* **DATA FOR PROCESSING**

*****

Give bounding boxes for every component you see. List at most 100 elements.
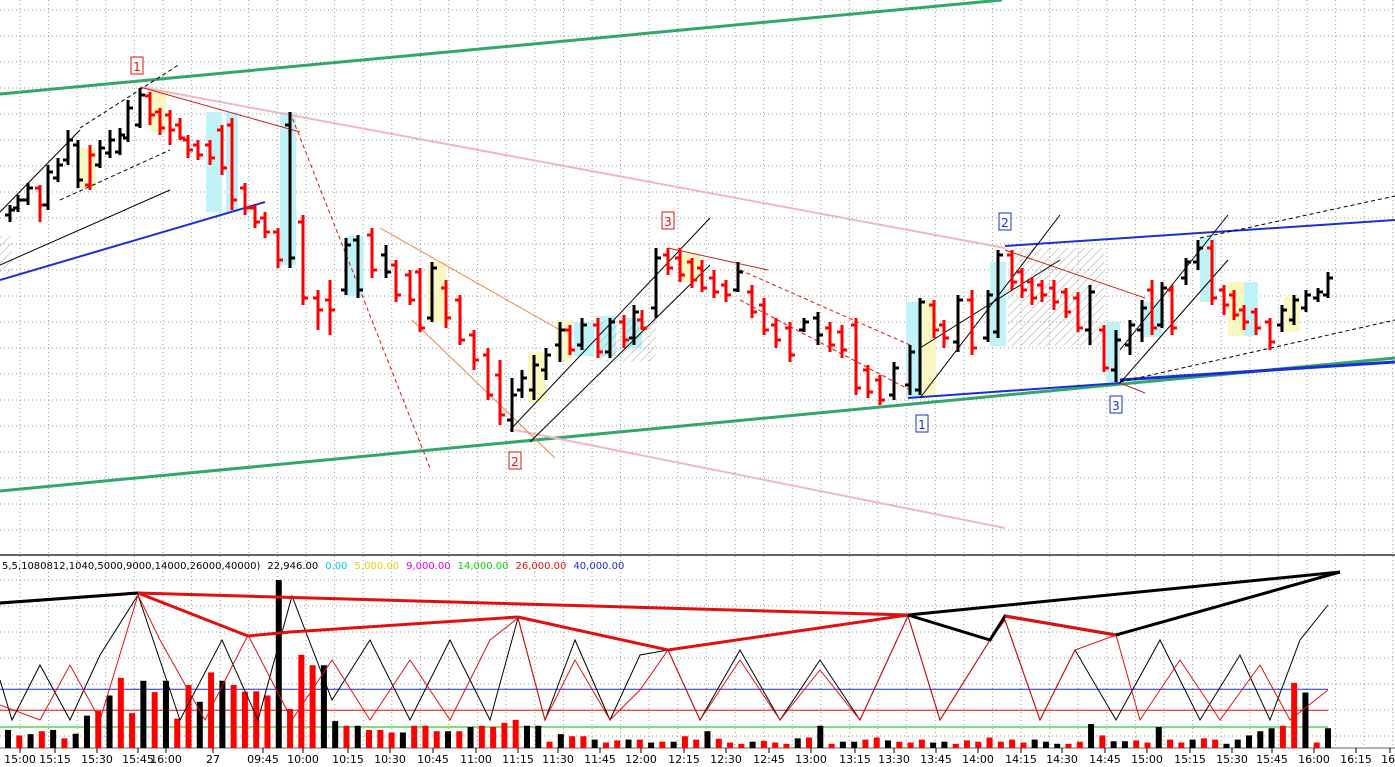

*****

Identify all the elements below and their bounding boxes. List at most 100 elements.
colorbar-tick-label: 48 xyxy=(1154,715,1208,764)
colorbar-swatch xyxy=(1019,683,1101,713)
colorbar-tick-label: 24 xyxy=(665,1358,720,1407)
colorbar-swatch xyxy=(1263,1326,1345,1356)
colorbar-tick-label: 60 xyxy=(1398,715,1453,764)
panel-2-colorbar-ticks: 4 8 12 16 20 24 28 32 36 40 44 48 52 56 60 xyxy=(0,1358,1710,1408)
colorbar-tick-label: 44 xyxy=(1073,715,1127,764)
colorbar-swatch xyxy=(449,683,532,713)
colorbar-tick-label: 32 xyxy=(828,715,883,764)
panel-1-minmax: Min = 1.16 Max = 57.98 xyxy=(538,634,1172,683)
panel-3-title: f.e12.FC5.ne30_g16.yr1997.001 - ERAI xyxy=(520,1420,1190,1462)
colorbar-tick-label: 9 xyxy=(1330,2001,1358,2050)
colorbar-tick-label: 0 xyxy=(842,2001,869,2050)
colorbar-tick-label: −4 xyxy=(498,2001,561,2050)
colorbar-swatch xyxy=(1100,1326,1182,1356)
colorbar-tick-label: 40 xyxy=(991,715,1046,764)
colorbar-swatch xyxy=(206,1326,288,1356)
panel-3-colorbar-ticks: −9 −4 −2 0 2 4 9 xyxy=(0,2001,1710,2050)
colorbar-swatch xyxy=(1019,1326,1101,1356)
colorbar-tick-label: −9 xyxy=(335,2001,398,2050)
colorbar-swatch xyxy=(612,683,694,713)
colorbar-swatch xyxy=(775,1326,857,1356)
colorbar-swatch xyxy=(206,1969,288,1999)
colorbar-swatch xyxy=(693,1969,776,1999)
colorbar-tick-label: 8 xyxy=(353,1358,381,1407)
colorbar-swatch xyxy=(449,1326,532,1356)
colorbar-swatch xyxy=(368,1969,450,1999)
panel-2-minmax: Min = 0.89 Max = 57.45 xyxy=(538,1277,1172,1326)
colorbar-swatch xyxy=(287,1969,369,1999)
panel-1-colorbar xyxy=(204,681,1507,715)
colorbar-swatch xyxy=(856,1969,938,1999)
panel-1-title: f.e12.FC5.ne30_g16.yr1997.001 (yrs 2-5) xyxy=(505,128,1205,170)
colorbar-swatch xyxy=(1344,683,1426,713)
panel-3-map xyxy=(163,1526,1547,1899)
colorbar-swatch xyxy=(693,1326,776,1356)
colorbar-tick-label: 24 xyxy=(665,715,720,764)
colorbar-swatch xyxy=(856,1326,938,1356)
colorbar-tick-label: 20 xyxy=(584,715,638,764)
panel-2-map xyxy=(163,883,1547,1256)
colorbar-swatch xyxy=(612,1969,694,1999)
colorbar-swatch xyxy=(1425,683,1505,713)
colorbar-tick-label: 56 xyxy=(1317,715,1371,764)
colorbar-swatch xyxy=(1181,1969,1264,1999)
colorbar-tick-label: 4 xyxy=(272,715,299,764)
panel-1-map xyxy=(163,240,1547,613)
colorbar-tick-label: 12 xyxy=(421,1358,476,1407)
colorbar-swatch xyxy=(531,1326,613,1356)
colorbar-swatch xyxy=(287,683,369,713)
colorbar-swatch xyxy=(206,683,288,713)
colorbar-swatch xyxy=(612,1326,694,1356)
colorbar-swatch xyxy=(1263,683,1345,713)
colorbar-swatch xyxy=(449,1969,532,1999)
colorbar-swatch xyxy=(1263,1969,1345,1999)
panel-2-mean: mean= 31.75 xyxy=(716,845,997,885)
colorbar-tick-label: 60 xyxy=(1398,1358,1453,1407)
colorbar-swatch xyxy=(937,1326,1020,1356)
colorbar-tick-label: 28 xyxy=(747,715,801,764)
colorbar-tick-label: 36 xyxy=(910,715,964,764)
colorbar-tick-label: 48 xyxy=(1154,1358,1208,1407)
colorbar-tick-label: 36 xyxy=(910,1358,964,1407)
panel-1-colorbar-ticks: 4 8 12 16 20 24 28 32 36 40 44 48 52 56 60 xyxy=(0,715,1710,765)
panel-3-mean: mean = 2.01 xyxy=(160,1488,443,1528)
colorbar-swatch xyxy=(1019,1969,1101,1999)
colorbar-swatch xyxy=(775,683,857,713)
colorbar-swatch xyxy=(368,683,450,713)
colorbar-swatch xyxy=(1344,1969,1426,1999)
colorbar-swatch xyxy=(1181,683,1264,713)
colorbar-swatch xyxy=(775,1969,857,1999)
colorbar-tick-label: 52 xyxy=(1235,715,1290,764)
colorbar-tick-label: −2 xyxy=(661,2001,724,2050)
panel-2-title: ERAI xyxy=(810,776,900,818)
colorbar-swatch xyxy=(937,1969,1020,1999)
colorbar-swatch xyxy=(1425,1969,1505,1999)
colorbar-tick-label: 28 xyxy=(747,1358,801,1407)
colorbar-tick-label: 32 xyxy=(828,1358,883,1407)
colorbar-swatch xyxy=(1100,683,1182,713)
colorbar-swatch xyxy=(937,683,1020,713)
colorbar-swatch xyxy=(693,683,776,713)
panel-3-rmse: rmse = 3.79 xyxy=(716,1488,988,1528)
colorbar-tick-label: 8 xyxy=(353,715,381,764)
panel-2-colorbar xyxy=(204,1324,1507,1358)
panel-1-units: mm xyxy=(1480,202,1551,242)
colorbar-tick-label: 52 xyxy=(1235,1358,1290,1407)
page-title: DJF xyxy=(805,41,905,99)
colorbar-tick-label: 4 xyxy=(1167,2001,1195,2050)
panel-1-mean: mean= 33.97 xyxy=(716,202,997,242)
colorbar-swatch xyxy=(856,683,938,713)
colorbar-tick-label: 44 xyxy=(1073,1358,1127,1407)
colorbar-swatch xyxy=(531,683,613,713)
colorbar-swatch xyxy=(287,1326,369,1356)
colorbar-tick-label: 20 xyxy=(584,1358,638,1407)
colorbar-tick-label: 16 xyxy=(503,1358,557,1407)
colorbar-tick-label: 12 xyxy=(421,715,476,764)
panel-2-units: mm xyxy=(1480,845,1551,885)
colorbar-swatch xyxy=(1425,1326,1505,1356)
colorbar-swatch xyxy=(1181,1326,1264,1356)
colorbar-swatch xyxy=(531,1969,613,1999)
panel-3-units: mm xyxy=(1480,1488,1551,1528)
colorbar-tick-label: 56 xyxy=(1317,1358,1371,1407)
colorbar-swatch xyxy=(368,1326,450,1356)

*****

* **INSTRUCTION**
Show every row above that contains the word "bounding".

* **FULL ANSWER**
Give bounding boxes for every component you see. List at most 100 elements.
Identify all the elements below and their bounding boxes. List at most 100 elements.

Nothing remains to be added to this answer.